(Data entries)
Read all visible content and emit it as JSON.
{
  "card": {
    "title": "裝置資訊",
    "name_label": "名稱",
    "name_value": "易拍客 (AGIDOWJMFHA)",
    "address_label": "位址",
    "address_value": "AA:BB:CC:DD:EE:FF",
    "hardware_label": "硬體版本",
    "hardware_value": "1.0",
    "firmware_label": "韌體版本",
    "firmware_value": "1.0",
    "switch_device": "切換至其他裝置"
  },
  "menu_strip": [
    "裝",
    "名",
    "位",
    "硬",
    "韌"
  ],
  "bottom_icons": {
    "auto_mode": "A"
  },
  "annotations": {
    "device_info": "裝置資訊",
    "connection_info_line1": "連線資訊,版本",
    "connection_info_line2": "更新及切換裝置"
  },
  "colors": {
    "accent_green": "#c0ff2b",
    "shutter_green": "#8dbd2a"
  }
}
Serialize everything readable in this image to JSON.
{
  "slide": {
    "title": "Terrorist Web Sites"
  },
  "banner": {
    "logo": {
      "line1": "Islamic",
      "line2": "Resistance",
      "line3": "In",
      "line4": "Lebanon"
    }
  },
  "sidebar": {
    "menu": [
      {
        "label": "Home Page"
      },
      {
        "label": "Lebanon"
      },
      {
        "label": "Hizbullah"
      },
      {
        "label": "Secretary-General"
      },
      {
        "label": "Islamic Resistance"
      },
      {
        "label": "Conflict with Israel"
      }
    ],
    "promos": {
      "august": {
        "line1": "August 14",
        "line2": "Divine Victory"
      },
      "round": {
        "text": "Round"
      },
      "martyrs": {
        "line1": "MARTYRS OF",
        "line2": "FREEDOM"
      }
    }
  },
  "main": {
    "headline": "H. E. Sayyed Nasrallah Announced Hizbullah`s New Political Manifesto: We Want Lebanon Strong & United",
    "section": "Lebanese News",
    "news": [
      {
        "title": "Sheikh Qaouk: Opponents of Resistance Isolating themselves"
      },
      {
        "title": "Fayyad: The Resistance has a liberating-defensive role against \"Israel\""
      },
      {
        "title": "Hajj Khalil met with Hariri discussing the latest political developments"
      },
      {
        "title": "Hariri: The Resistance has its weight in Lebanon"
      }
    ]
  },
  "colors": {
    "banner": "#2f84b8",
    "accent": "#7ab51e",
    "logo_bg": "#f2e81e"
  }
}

§ **TASK**: Identify the lines above that contain the word "JSON", then copy them.

§ **RESPONSE FOR THIS EXERCISE**:
Read all visible content and emit it as JSON.
Serialize everything readable in this image to JSON.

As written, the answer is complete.